-- START OF Dataset excerpts --

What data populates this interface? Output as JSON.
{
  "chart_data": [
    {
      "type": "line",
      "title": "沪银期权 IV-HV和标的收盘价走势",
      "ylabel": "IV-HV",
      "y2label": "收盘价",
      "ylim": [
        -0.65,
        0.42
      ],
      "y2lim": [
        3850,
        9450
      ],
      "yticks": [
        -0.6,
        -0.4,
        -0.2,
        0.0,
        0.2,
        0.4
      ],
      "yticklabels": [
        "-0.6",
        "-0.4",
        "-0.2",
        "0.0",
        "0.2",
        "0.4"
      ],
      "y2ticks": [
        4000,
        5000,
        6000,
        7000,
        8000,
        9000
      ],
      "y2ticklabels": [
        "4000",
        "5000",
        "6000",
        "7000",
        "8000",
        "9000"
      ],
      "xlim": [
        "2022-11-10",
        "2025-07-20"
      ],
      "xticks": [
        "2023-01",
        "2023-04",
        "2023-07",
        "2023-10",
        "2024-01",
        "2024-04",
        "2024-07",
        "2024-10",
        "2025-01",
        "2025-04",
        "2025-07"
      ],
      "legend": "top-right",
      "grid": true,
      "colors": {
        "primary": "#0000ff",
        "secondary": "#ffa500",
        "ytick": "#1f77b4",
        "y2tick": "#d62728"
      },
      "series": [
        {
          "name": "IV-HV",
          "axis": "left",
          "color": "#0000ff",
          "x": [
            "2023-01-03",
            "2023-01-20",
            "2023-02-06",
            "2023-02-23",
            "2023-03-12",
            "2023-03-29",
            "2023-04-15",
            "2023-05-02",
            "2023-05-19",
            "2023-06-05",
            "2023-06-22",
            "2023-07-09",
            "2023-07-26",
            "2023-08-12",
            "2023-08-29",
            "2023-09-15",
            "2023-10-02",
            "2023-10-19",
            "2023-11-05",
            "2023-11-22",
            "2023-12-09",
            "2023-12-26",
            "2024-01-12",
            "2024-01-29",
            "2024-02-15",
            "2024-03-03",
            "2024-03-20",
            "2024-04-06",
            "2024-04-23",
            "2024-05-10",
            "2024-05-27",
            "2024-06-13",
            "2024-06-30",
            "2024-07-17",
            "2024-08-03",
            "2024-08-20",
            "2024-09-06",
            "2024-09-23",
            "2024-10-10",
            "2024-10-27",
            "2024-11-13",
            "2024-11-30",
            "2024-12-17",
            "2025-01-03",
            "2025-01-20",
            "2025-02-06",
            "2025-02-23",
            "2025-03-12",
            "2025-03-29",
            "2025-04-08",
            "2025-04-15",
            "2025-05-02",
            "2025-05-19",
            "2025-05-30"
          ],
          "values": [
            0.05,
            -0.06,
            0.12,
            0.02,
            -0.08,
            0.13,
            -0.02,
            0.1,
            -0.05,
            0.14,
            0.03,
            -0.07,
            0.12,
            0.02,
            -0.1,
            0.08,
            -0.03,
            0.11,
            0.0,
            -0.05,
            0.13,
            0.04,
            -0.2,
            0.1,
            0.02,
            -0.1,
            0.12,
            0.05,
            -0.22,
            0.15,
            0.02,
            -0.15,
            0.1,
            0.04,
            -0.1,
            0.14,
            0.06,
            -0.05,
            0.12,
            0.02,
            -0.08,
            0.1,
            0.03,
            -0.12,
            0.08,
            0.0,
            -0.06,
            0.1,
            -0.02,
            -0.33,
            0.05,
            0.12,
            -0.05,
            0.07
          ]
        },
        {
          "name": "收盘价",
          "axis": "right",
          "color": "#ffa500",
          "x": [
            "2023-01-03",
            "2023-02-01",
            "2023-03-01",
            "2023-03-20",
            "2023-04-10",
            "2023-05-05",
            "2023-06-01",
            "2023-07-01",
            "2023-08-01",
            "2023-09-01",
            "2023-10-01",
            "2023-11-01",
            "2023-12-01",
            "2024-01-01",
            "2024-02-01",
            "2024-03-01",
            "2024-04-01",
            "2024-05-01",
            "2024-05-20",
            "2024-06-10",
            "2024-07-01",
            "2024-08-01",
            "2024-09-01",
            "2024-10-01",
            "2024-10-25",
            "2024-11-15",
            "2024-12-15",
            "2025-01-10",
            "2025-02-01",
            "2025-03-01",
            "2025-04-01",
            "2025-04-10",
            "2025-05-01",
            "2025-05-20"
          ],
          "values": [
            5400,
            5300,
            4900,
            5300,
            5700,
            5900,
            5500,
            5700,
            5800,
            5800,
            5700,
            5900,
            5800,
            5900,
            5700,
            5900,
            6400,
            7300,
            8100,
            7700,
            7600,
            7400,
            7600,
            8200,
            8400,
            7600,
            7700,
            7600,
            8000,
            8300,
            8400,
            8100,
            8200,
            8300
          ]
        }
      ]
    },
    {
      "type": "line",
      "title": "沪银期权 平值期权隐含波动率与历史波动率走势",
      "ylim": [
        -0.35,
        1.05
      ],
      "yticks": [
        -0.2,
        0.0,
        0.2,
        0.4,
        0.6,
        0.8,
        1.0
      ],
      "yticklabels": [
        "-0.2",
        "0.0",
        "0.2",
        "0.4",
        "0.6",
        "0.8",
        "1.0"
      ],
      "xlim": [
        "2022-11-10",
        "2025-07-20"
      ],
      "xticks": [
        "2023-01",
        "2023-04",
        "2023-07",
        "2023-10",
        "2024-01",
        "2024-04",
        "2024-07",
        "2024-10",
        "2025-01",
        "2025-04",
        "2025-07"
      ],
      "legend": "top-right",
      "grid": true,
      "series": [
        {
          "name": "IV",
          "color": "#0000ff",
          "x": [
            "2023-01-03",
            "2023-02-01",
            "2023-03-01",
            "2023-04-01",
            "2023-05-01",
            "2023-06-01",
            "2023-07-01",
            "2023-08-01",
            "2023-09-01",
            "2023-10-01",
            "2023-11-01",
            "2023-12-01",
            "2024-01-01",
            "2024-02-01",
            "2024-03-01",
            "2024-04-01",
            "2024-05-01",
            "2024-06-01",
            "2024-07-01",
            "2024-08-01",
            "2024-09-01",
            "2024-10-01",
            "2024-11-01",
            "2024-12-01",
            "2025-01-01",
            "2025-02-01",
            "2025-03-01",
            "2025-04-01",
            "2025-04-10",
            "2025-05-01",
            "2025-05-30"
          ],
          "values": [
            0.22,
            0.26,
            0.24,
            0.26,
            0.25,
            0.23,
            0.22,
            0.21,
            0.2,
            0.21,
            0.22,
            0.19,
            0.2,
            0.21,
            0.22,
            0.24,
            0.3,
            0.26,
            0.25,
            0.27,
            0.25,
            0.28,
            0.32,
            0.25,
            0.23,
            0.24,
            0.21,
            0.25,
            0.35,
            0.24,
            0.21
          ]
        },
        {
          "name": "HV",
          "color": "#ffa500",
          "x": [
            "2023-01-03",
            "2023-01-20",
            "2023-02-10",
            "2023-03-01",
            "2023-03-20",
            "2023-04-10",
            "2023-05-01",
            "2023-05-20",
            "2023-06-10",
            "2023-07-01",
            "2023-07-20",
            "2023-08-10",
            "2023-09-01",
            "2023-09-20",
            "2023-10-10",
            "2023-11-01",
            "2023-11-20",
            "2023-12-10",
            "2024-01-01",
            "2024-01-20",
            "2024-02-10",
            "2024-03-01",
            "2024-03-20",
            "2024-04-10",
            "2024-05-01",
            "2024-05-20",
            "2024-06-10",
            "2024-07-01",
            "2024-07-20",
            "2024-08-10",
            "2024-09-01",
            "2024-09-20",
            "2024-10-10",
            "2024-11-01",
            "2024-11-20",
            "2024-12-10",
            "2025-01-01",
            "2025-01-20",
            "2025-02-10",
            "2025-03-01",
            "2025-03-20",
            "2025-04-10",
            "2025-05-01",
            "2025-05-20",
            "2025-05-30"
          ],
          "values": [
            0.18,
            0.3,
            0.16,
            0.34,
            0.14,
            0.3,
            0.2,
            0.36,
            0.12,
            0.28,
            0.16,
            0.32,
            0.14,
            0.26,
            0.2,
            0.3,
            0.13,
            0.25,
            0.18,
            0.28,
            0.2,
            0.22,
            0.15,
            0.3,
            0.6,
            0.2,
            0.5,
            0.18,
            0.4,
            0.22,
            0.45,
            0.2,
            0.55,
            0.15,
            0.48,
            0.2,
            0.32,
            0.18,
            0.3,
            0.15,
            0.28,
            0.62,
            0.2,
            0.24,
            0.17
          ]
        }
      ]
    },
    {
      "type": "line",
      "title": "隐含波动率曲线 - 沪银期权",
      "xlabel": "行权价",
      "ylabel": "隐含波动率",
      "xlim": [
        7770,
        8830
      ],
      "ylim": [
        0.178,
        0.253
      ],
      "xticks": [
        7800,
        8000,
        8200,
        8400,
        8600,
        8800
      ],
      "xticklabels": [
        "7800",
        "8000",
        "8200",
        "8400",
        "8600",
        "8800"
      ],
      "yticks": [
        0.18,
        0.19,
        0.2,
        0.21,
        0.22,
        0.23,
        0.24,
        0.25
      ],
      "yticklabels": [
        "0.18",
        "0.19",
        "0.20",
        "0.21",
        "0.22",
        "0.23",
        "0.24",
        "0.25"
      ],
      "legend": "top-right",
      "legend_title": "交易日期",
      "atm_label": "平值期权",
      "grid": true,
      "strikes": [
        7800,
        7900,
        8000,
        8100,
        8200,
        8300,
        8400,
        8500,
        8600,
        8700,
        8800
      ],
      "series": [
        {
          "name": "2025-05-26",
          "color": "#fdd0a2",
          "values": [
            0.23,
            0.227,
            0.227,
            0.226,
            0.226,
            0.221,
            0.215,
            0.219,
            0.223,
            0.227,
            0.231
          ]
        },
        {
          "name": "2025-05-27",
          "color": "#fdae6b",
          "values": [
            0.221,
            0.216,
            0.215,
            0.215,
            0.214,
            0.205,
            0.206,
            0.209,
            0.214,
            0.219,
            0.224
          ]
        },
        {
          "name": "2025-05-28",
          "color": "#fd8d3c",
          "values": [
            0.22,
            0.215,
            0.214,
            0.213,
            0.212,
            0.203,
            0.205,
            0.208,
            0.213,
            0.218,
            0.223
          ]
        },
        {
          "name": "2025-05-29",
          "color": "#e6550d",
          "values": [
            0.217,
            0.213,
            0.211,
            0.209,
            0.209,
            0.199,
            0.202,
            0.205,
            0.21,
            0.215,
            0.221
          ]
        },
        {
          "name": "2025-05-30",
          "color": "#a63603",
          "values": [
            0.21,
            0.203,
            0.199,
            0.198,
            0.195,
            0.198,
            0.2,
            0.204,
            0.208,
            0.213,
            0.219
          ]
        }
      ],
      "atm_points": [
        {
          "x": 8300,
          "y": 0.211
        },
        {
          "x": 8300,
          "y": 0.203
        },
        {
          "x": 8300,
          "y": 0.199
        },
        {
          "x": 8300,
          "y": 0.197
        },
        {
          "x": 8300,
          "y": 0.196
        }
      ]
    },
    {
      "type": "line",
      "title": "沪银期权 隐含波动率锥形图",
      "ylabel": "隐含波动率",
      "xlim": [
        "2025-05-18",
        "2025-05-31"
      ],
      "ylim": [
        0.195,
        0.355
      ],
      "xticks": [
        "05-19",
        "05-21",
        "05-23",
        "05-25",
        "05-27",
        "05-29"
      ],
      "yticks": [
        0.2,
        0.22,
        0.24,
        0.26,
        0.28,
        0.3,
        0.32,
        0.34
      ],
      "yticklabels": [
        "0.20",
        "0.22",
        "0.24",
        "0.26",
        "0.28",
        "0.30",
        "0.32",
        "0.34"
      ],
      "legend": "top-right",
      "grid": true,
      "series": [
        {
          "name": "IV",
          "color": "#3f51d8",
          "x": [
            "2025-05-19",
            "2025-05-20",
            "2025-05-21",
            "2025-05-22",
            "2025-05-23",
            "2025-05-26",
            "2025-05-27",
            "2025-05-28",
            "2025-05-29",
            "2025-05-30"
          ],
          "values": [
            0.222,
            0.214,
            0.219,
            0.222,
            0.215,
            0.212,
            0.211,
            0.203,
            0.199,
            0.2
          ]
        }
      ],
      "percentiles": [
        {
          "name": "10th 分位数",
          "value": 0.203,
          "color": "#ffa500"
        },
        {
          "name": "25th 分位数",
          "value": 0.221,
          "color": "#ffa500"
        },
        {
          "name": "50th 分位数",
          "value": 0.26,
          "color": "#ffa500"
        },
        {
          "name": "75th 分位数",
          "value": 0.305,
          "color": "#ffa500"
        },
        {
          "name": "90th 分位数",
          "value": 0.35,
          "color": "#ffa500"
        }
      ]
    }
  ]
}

-- END OF Dataset excerpts --

[Task to carry out]
Go through the entries and return each line where the word "沪银期权" appears.

[Task result]
      "title": "沪银期权 IV-HV和标的收盘价走势",
      "title": "沪银期权 平值期权隐含波动率与历史波动率走势",
      "title": "隐含波动率曲线 - 沪银期权",
      "title": "沪银期权 隐含波动率锥形图",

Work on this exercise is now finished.